Dataset excerpts »
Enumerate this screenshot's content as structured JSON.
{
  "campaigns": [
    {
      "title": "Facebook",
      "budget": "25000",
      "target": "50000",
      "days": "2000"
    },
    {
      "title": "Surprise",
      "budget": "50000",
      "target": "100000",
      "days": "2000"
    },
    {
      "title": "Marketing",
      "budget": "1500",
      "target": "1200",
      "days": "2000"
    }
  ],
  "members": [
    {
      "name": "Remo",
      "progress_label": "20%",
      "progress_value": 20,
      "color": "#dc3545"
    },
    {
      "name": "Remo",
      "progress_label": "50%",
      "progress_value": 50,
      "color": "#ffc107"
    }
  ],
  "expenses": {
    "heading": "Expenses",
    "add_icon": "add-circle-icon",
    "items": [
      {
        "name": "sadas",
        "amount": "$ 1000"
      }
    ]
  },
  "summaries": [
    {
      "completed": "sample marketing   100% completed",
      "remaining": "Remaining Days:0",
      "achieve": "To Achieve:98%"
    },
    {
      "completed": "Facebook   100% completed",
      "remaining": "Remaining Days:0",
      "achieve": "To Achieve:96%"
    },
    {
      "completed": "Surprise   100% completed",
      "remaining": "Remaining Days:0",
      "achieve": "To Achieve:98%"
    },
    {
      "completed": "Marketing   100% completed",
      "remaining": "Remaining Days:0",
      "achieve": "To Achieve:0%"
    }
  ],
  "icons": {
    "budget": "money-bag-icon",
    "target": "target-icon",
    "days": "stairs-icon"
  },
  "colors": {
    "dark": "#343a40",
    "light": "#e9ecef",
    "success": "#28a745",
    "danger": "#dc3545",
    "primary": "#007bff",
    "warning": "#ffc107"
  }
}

Task instructions »
Extract all the entries word for word.

The answer »
Enumerate this screenshot's content as structured JSON.
{
  "campaigns": [
    {
      "title": "Facebook",
      "budget": "25000",
      "target": "50000",
      "days": "2000"
    },
    {
      "title": "Surprise",
      "budget": "50000",
      "target": "100000",
      "days": "2000"
    },
    {
      "title": "Marketing",
      "budget": "1500",
      "target": "1200",
      "days": "2000"
    }
  ],
  "members": [
    {
      "name": "Remo",
      "progress_label": "20%",
      "progress_value": 20,
      "color": "#dc3545"
    },
    {
      "name": "Remo",
      "progress_label": "50%",
      "progress_value": 50,
      "color": "#ffc107"
    }
  ],
  "expenses": {
    "heading": "Expenses",
    "add_icon": "add-circle-icon",
    "items": [
      {
        "name": "sadas",
        "amount": "$ 1000"
      }
    ]
  },
  "summaries": [
    {
      "completed": "sample marketing   100% completed",
      "remaining": "Remaining Days:0",
      "achieve": "To Achieve:98%"
    },
    {
      "completed": "Facebook   100% completed",
      "remaining": "Remaining Days:0",
      "achieve": "To Achieve:96%"
    },
    {
      "completed": "Surprise   100% completed",
      "remaining": "Remaining Days:0",
      "achieve": "To Achieve:98%"
    },
    {
      "completed": "Marketing   100% completed",
      "remaining": "Remaining Days:0",
      "achieve": "To Achieve:0%"
    }
  ],
  "icons": {
    "budget": "money-bag-icon",
    "target": "target-icon",
    "days": "stairs-icon"
  },
  "colors": {
    "dark": "#343a40",
    "light": "#e9ecef",
    "success": "#28a745",
    "danger": "#dc3545",
    "primary": "#007bff",
    "warning": "#ffc107"
  }
}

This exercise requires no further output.